**GOAL:**
Scan the entries below and report only how many lines contain "JSON".

**SUPPLIED DATA:**
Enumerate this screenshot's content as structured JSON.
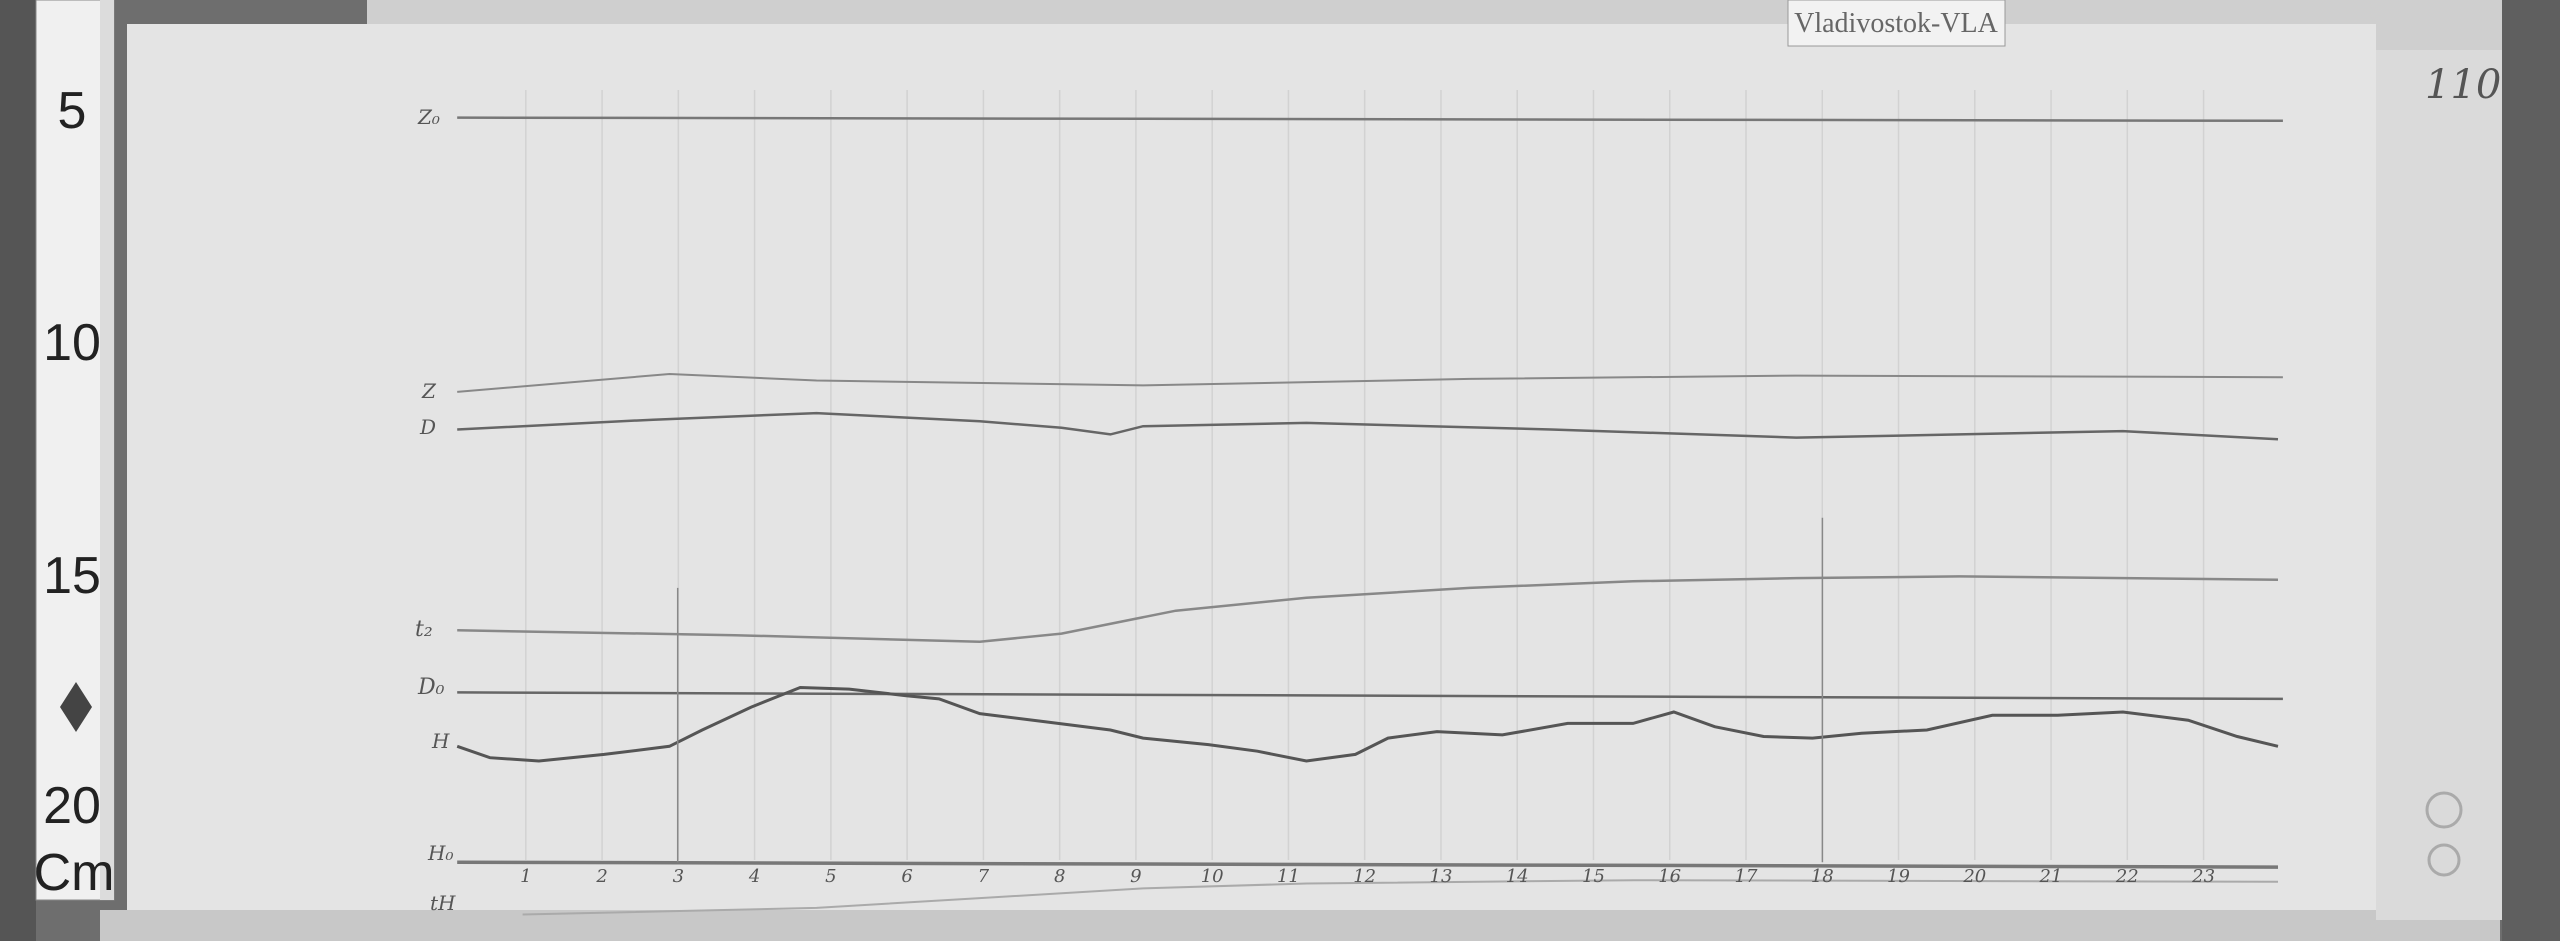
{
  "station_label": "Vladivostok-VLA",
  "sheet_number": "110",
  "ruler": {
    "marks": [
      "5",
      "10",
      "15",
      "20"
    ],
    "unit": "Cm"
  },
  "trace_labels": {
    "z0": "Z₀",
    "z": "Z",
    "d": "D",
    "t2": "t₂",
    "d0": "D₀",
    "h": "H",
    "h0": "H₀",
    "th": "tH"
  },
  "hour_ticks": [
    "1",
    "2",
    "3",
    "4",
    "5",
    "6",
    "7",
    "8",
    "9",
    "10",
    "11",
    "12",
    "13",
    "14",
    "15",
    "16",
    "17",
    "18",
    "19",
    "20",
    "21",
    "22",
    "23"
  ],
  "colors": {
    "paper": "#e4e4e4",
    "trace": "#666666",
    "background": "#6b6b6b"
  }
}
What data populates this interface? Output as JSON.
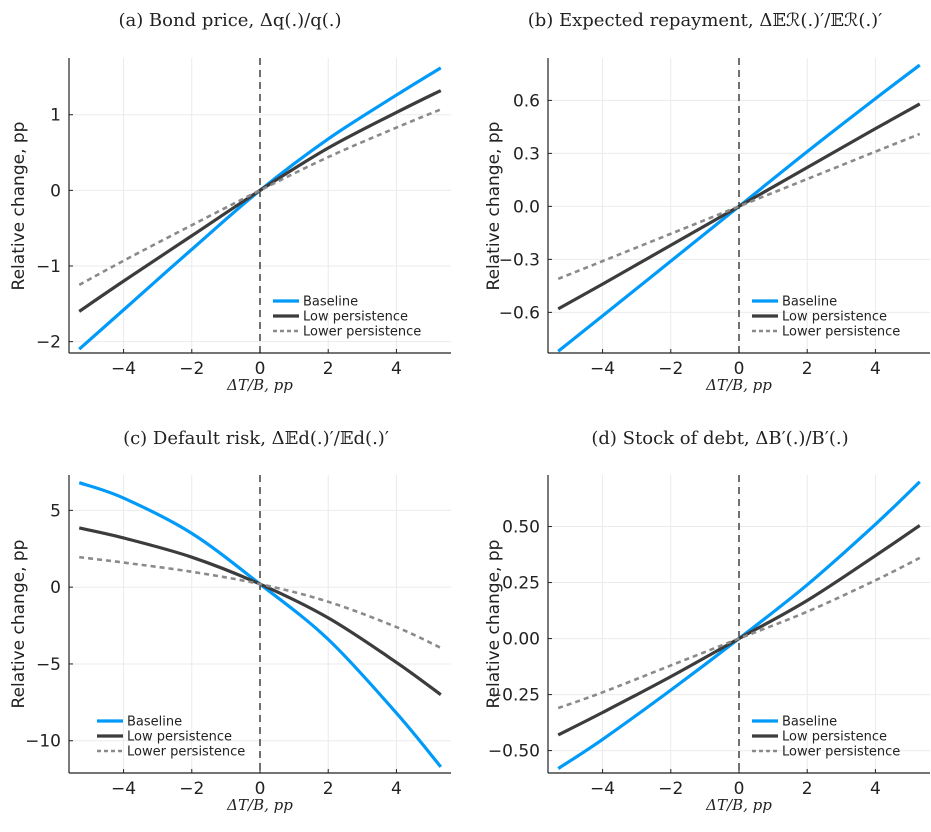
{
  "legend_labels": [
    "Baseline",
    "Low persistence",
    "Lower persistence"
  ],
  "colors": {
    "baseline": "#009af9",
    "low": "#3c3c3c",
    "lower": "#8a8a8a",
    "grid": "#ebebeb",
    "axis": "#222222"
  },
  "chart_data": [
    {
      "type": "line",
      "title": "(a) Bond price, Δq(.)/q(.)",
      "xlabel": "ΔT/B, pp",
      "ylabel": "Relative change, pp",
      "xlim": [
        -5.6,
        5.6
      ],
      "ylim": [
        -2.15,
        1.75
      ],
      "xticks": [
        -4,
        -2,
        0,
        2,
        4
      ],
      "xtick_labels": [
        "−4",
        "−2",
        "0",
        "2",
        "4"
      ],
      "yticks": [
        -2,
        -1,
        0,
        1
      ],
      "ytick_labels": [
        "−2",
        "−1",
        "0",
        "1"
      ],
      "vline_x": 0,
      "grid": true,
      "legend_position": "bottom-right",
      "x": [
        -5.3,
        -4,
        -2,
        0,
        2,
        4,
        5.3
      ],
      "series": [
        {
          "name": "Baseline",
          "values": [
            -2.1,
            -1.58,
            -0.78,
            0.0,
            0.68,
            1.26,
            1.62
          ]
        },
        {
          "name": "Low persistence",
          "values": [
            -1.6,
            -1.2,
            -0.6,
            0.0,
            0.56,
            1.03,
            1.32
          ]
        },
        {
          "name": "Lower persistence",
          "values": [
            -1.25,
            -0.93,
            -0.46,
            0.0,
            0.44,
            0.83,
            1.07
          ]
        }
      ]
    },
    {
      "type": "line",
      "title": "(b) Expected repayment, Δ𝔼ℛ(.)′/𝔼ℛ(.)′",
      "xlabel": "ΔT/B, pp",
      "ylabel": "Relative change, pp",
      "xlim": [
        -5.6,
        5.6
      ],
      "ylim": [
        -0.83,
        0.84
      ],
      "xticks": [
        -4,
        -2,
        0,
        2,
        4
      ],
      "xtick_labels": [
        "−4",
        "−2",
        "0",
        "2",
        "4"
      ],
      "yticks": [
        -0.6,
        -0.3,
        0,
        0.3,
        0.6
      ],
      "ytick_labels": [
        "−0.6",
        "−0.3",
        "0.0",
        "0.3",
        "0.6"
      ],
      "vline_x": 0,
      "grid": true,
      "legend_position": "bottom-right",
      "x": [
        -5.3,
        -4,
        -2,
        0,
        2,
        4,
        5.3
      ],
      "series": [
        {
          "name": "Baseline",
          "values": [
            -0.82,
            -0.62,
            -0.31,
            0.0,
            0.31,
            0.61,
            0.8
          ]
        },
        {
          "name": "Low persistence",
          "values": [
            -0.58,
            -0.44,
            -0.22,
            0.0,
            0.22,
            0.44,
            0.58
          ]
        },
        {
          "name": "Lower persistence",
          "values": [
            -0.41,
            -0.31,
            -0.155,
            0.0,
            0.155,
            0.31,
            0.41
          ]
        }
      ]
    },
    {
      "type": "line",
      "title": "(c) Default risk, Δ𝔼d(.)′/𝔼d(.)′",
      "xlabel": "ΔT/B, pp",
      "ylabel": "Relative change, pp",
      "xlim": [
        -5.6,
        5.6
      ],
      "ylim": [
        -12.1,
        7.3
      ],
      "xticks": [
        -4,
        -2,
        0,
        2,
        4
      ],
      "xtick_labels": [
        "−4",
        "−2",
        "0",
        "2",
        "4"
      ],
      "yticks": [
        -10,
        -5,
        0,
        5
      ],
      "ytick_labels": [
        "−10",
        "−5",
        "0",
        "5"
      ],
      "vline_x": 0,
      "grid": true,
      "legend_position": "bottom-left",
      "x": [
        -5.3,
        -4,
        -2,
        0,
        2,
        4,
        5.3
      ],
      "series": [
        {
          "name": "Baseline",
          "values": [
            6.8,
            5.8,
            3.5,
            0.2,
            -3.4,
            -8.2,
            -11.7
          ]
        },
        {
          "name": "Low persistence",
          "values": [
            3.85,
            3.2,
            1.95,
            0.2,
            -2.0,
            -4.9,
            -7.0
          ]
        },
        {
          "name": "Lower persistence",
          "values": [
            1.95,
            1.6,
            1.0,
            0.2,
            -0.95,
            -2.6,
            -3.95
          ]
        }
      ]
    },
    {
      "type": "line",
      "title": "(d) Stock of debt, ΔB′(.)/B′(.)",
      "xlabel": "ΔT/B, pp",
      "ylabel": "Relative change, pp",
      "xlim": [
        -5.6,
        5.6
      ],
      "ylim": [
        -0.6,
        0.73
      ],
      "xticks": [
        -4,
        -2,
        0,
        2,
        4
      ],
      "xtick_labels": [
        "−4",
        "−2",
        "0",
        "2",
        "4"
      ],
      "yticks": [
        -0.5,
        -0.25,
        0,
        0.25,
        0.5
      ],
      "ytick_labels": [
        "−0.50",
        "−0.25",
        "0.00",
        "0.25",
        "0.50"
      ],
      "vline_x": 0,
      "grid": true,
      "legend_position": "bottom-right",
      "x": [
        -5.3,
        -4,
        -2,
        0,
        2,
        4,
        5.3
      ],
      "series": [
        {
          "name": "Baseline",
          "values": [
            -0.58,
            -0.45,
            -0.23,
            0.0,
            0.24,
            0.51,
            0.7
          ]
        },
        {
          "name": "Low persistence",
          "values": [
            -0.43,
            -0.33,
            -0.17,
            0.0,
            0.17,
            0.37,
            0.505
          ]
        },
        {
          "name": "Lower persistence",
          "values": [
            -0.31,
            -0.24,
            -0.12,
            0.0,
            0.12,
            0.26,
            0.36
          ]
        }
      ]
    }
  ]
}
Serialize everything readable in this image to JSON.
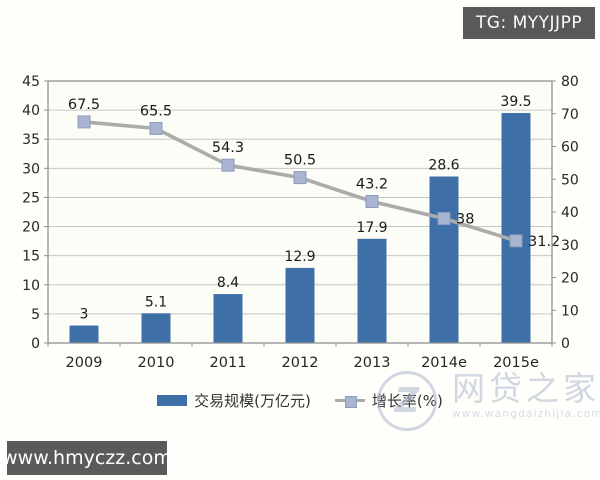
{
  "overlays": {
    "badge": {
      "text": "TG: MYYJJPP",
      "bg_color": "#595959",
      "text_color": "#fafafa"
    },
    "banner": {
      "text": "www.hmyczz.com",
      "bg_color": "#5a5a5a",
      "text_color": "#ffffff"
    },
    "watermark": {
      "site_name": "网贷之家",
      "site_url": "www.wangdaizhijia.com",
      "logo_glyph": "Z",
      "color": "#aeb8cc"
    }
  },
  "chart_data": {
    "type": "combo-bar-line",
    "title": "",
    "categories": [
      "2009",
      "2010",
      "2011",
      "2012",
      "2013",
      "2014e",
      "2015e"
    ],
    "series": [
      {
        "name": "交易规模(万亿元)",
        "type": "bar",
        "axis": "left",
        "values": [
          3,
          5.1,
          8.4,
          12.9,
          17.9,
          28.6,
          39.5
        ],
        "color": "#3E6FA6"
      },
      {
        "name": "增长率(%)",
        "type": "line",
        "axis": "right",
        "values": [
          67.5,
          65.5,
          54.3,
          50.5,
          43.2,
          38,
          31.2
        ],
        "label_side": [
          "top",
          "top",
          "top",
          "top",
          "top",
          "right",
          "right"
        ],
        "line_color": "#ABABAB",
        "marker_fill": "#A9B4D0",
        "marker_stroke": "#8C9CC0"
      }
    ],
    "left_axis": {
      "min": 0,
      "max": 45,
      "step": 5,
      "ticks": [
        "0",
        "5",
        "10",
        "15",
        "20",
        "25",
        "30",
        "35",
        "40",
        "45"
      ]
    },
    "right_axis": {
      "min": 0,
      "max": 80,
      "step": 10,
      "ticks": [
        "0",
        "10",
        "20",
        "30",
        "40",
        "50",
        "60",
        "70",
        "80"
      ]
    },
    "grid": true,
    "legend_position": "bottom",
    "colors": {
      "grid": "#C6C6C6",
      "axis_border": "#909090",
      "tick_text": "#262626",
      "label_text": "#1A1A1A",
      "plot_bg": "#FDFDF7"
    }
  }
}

**TASK ANSWER:**
3